Brief 1. For each statement below, say whether it agrees with the passage about MRI compatible medical devices. Answer yes or no, and quote the exact words from the passage that decide it. (a) The 3880 system can work in magnetic fields of up to 30,000 gauss. (b) Standard infusion pumps are safe to run near the magnet of an MRI system. (c) The main customers for the MRI compatible products are only in the U.S.
Brief 2. In the passage about MRI compatible medical devices, rewrite the paragraph that begins "Our 3880 MRI compatible patient vital signs monitoring system" as a short list that keeps its main facts.
Brief 3. According to the passage about MRI compatible medical devices, what kind of motor does the MRidium® IV infusion pump system use?

Passage provided.
*** Begin section ***

Legal matters. We may from time to time become party to various legal proceedings or claims that arise in the ordinary course of business.
Item 2. Management’s Discussion and Analysis of Financial Condition and Results of Operations
The following discussion and analysis should be read in conjunction with our condensed financial statements and the related notes to those statements included in this Quarterly Report, the discussion of certain risks and uncertainties contained in Part II, Item 1A of this Quarterly Report, the discussion under “Management’s Discussion and Analysis of Financial Condition and Results of Operations” and “Business” included in our Annual Report filed on Form 10-K for the fiscal year ended December 31, 2019 and the cautionary information regarding forward-looking statements at the beginning of this Quarterly Report.
Our Business
We develop, manufacture, market and distribute Magnetic Resonance Imaging (“MRI”) compatible medical devices and accessories and services relating to them.
We are a leader in the development of innovative MRI compatible medical devices. We are the only known provider of a non-magnetic intravenous (“IV”) infusion pump system that is specifically designed to be safe for use during MRI procedures. We were the first to develop an infusion delivery system that largely eliminates many of the dangers and problems present during MRI procedures. Standard infusion pumps contain magnetic and electronic components which can create radio frequency interference and are dangerous to operate in the presence of the powerful magnet that drives an MRI system. Our patented MRidium® MRI compatible IV infusion pump system has been designed with a non-magnetic ultrasonic motor, uniquely designed non-ferrous parts and other special features to safely and predictably deliver anesthesia and other IV fluids during various MRI procedures. Our pump solution provides a seamless approach that enables accurate, safe and dependable fluid delivery before, during and after an MRI scan, which is important to critically-ill patients who cannot be removed from their vital medications, and children and infants who must generally be sedated to remain immobile during an MRI scan.
Each IV infusion pump system consists of an MRidium® MRI compatible IV infusion pump, non-magnetic mobile stand, proprietary disposable IV tubing sets and many of these systems contain additional optional upgrade accessories.
Our 3880 MRI compatible patient vital signs monitoring system has been designed with non-magnetic components and other special features to safely and accurately monitor a patient’s vital signs during various MRI procedures. The IRADIMED 3880 system operates dependably in magnetic fields up to 30,000 gauss, which means it can operate virtually anywhere in the MRI scanner room. The IRADIMED 3880 has a compact, lightweight design allowing it to travel with the patient from their critical care unit, to the MRI and back, resulting in increased patient safety through uninterrupted vital signs monitoring and decreasing the amount of time critically ill patients are away from critical care units. The features of the IRADIMED 3880 include: wireless ECG with dynamic gradient filtering; wireless SpO2 using Masimo® algorithms; non-magnetic respiratory CO2; invasive and non-invasive blood pressure; patient temperature, and; optional advanced multi-gas anesthetic agent unit featuring continuous Minimum Alveolar Concentration measurements. The IRADIMED 3880 MRI compatible patient vital signs monitoring system has an easy-to-use design and allows for the effective communication of patient vital signs information to clinicians.
We generate revenue from the sale of MRI compatible medical devices and accessories, extended warranty agreements, services related to maintaining our products and the sale of disposable products used with our devices. The principal customers for our MRI compatible products include hospitals and acute care facilities, both in the U.S. and internationally.

*** End section ***

Listed entries.
*** Begin section ***

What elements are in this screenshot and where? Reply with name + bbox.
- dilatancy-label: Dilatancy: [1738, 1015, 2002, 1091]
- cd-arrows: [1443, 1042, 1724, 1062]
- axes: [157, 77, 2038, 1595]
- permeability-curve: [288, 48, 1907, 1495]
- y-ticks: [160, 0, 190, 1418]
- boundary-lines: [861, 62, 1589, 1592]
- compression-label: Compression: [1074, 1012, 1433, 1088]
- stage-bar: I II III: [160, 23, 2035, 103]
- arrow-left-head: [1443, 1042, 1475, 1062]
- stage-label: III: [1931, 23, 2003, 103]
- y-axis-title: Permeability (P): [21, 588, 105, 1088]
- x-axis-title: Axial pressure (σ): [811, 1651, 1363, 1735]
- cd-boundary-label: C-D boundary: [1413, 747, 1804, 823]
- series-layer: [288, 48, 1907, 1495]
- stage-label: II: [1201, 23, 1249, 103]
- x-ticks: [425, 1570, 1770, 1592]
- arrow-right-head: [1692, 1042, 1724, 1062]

*** End section ***

Answer section 1.
(a) Yes: "The IRADIMED 3880 system operates dependably in magnetic fields up to 30,000 gauss"
(b) No: "Standard infusion pumps contain magnetic and electronic components which can create radio frequency interference and are dangerous to operate in the presence of the powerful magnet that drives an MRI system."
(c) No: "The principal customers for our MRI compatible products include hospitals and acute care facilities, both in the U.S. and internationally."

Answer section 2.
- Built with non-magnetic components and other special features to safely and accurately monitor a patient's vital signs during MRI procedures
- Works dependably in magnetic fields up to 30,000 gauss, so it can operate virtually anywhere in the MRI scanner room
- Compact and lightweight, so it can travel with the patient from the critical care unit to the MRI and back, keeping monitoring uninterrupted and cutting time away from critical care
- Features: wireless ECG with dynamic gradient filtering; wireless SpO2 using Masimo® algorithms; non-magnetic respiratory CO2; invasive and non-invasive blood pressure; patient temperature; optional advanced multi-gas anesthetic agent unit with continuous Minimum Alveolar Concentration measurements
- Easy to use, and communicates patient vital signs information effectively to clinicians

Answer section 3. A non-magnetic ultrasonic motor.